With that, I will turn it over to my office mate.

Jonathan Schwartz

Thank you, Jonathan. As Jonathan has discussed the product performance in detail, I want to give you some additional color on the regional performance and give some examples of growing geographies for Sun.

The North America region was the weakest in the quarter and was down nearly 13% from last year. Looking specifically at the northeastern financial services sector, it was down more than 20% in Q1 year-over-year. Telecommunications and government were roughly flat from last year, so a significant majority of the shortfall in North America was directly attributable to the troubled financial services sector.

The Europe region was down 8% year-over-year with the largest decline in the UK of over 18%. In Europe, we are certainly experiencing a slowdown, most notably from our financial services customers. We are also experiencing a shift from higher end SPARC systems to volume systems in the current sales cycle. Two Europe region highlights in Q1 were Germany and Iberia, which both exceeded expectations with strong performance in government sectors.

The Asia Pacific region, which now includes Japan, Korea and Australia primarily and by the way, excludes China and India, which are part of the emerging markets region, was down 4% year-over-year. We still are experiencing strength in some key telecommunications markets, but are cautious overall in the outlook for financial services in Japan and Australia.

As Jonathan mentioned, we are still seeing tremendous growth in our emerging markets region of over 12% year-over-year. In Q1, Latin America, India, and a combined Russia, Middle East and Africa all grew double digits year-over-year. Greater China was the only region in the emerging markets that was down slightly year-over-year due to expected slowing for the summer Olympic Games. We will continue to deploy sales and channel development assets to these regions as the opportunity remains robust.

Turning to gross margin, overall gross margin was down 4.1 percentage points sequentially in Q1. Products, gross margin was down to 35.2% from 42.5% in Q4. There are essentially three major areas that contributed to this sequential decline. The first is pricing and discounting and the relationship of those actions to our cost reductions.

In most quarters, we expect the effect of pricing and discounting to be largely offset by product and component cost reductions. During Q1, we did not experience the normal level of cost reductions. Accordingly, the impact of additional discounting and pricing actions resulted in approximately three points of the sequential reduction in products gross margin.

The second factor is the mix of products shipped in any quarter. As mentioned earlier, we experienced a decrease in the percentage of shipments from our high end products including FAPE which carried higher relative margins. We have experienced increases in both our Chip Multithreading Technology and x64 base products. As a result, the impact of the mix shift resulted in a sequential decline of approximately two points.

The third factor in Q1 related to an increase in excess and obsolete inventory. As we approach the end of any major product family, in this case, the UltraSPARC IV family, we estimate our requirements for inventory to accommodate customers who will want to keep these products in their infrastructure longer and for certain long-term contracts. In essence, we make what is commonly called last time buys for components well in advance of when these products will be phased from our price list.

──────

_Task objective_. According to the transcript, what was products gross margin in Q1, and what was it in Q4? Rely only on the transcript above, not on the lines.

_Data records_.
──────

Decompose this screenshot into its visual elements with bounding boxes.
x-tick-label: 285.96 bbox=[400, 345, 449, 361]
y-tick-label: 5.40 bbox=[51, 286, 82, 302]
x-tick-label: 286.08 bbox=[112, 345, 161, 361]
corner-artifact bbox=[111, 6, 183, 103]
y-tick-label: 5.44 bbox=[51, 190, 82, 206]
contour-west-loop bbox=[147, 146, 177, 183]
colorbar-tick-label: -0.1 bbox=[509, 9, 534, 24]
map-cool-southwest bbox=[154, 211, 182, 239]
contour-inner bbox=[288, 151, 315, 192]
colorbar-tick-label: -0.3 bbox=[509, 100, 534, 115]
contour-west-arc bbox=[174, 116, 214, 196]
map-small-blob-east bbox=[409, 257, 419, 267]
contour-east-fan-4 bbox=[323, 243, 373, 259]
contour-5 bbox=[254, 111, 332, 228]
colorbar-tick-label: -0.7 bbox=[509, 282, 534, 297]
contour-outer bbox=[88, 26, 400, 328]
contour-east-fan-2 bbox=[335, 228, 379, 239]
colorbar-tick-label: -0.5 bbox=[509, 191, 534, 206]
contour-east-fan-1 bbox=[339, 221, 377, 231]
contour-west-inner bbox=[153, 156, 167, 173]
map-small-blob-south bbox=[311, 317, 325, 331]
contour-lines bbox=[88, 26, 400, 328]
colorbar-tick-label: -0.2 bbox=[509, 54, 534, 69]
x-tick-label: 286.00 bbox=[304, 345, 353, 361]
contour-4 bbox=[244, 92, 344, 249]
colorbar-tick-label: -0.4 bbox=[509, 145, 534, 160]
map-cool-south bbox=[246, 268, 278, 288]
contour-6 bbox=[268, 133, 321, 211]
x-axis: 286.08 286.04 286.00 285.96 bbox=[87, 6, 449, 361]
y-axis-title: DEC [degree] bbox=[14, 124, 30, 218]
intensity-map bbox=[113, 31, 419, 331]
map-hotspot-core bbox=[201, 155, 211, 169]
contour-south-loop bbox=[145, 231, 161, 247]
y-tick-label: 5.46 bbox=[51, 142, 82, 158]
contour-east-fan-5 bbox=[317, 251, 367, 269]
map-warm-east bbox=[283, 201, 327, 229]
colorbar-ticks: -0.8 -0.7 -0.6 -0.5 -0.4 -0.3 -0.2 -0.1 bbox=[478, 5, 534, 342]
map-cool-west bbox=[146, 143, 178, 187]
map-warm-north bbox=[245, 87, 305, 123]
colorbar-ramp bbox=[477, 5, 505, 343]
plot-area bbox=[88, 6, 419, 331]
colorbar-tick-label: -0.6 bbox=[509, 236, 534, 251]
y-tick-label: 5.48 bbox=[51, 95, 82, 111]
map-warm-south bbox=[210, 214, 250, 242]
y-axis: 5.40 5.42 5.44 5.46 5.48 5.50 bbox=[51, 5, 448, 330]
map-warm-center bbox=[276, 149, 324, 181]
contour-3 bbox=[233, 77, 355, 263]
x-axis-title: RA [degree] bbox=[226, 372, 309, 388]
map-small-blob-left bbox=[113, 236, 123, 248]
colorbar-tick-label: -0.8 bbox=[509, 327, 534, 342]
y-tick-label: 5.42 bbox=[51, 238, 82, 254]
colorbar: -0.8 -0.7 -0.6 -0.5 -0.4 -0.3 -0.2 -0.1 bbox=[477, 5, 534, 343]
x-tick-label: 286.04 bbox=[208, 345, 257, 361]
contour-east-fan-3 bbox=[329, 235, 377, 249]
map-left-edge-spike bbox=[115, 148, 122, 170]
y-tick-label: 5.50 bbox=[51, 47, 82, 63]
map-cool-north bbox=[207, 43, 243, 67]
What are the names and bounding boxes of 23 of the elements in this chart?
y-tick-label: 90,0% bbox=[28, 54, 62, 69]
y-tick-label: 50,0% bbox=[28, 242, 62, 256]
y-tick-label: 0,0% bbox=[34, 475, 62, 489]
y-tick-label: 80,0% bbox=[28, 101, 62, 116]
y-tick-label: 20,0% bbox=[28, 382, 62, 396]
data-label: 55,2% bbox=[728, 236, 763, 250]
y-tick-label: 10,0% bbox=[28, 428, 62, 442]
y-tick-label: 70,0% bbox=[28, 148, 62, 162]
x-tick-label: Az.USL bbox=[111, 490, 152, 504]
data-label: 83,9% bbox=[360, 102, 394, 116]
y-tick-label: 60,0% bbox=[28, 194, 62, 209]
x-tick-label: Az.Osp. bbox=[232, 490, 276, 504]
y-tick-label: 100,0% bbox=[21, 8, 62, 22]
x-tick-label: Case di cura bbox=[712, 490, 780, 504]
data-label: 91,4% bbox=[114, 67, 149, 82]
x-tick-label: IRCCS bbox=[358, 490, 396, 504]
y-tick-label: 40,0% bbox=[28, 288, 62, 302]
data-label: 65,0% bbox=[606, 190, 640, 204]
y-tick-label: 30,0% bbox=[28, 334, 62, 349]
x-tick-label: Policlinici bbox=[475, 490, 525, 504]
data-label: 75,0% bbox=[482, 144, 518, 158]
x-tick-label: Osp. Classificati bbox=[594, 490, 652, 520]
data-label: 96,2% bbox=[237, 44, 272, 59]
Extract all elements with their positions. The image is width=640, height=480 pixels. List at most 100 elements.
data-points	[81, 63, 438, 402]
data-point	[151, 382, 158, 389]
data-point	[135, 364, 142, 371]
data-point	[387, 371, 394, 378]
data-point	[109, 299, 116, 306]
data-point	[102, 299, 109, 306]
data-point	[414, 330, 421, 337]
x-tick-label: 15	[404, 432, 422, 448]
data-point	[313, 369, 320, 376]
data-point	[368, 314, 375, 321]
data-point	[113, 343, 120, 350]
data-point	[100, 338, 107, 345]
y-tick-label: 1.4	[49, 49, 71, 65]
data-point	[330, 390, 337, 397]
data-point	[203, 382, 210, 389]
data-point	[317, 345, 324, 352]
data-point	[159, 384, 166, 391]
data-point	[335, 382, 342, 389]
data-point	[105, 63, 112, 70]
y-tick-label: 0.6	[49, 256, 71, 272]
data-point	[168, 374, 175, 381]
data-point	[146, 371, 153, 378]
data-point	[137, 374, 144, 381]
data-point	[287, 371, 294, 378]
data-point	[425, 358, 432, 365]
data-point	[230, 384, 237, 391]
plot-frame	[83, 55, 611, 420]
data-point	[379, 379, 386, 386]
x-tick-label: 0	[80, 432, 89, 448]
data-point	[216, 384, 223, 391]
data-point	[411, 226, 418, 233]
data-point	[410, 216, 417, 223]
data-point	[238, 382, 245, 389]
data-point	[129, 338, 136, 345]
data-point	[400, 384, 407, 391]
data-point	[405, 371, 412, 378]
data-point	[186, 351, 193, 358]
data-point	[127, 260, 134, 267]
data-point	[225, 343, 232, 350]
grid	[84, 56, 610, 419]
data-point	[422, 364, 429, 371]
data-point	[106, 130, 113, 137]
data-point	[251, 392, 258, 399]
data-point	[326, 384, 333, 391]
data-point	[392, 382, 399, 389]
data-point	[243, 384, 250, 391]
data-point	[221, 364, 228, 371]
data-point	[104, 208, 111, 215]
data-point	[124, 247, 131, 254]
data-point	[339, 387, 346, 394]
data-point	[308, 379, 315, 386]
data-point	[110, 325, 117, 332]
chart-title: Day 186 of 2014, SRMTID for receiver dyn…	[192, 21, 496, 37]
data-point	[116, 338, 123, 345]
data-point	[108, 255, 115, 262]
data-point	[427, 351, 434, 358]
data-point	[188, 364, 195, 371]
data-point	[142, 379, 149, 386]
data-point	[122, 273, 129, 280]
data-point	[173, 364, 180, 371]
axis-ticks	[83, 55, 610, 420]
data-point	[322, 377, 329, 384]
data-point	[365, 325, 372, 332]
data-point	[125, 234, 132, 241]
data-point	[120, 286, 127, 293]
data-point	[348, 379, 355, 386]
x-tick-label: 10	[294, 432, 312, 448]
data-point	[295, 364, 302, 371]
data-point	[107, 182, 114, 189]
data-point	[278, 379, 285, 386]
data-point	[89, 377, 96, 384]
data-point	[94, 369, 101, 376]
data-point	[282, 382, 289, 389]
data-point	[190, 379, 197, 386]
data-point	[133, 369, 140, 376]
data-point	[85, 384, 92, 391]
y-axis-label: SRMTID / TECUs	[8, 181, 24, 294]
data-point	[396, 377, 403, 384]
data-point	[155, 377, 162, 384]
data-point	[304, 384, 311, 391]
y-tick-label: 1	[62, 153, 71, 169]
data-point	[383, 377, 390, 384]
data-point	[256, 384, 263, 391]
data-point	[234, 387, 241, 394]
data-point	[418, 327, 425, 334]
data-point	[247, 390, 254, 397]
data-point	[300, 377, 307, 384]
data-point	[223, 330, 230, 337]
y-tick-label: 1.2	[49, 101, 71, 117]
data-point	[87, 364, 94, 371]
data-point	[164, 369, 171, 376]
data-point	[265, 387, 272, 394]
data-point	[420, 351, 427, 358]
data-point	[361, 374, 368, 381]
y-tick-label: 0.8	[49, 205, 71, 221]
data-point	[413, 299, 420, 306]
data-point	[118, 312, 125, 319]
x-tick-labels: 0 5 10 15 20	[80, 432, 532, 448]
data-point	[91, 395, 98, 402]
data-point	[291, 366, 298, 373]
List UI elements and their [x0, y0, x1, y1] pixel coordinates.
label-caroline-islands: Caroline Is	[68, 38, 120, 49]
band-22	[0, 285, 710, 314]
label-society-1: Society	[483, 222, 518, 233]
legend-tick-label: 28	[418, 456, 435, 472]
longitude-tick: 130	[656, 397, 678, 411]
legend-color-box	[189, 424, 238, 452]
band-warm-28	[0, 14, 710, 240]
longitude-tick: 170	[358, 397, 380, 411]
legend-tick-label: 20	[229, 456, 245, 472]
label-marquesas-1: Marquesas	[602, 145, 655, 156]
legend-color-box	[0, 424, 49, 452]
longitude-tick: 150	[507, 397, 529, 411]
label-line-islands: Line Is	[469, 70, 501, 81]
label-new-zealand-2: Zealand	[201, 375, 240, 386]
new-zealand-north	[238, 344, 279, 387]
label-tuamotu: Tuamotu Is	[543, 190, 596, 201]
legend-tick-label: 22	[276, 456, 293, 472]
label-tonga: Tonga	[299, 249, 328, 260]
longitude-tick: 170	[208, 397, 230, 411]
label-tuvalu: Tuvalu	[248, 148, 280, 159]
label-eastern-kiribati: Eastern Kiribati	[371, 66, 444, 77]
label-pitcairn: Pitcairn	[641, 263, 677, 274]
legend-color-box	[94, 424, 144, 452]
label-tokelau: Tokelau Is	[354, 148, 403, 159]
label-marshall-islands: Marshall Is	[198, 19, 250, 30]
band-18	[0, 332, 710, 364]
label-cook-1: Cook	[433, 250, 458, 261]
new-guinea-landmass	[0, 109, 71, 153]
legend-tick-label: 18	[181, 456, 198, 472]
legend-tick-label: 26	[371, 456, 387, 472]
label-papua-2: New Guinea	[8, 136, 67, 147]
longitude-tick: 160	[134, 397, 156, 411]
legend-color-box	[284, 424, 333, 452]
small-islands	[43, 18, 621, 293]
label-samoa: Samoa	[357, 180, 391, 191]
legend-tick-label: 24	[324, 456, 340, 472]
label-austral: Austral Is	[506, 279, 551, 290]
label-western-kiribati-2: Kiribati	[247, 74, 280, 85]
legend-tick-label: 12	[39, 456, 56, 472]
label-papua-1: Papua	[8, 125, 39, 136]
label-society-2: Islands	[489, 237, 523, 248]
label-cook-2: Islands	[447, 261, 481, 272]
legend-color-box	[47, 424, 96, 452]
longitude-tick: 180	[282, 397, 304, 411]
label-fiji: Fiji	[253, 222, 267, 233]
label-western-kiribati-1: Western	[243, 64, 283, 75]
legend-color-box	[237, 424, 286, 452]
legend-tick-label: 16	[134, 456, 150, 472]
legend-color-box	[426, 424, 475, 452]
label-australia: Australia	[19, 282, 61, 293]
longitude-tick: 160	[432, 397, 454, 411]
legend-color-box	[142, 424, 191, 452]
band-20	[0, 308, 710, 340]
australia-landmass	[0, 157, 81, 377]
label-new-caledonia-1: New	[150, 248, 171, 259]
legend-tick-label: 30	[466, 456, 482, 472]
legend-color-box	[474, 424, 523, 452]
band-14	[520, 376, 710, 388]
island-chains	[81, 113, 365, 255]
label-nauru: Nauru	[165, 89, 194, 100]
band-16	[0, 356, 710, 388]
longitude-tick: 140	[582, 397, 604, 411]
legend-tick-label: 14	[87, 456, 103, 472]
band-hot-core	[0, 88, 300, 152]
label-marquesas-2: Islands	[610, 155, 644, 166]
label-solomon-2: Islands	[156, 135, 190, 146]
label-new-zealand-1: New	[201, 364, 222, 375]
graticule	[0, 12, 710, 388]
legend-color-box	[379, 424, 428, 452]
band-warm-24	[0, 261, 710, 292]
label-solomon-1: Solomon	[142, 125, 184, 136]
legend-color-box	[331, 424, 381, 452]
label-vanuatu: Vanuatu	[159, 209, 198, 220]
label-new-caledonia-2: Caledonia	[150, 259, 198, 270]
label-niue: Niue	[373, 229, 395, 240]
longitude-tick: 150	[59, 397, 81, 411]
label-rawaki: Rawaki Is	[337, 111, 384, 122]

──────

_Expected output_. It was 35.2% in Q1, down from 42.5% in Q4.